■ **Description of the task**
Write the data out again in full, with no departure from the original.

[Dataset items]

════

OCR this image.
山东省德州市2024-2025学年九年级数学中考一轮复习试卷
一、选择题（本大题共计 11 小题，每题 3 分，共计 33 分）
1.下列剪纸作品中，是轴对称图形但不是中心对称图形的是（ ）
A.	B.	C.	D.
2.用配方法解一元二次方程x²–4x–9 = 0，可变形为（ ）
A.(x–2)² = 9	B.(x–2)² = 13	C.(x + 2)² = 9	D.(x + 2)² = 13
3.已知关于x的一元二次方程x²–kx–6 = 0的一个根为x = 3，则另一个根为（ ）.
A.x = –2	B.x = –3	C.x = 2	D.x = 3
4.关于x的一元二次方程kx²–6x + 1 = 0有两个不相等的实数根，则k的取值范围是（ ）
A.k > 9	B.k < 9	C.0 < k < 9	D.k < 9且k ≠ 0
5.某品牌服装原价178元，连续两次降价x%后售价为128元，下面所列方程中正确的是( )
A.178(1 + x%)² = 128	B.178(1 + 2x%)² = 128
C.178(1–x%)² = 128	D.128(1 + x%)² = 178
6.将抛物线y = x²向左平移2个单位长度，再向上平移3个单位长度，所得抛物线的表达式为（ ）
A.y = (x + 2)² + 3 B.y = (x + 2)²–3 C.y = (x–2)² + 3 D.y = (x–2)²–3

════

■ **Written solution**
OCR this image.
山东省德州市2024-2025学年九年级数学中考一轮复习试卷
一、选择题（本大题共计 11 小题，每题 3 分，共计 33 分）
1.下列剪纸作品中，是轴对称图形但不是中心对称图形的是（ ）
A.	B.	C.	D.
2.用配方法解一元二次方程x²–4x–9 = 0，可变形为（ ）
A.(x–2)² = 9	B.(x–2)² = 13	C.(x + 2)² = 9	D.(x + 2)² = 13
3.已知关于x的一元二次方程x²–kx–6 = 0的一个根为x = 3，则另一个根为（ ）.
A.x = –2	B.x = –3	C.x = 2	D.x = 3
4.关于x的一元二次方程kx²–6x + 1 = 0有两个不相等的实数根，则k的取值范围是（ ）
A.k > 9	B.k < 9	C.0 < k < 9	D.k < 9且k ≠ 0
5.某品牌服装原价178元，连续两次降价x%后售价为128元，下面所列方程中正确的是( )
A.178(1 + x%)² = 128	B.178(1 + 2x%)² = 128
C.178(1–x%)² = 128	D.128(1 + x%)² = 178
6.将抛物线y = x²向左平移2个单位长度，再向上平移3个单位长度，所得抛物线的表达式为（ ）
A.y = (x + 2)² + 3 B.y = (x + 2)²–3 C.y = (x–2)² + 3 D.y = (x–2)²–3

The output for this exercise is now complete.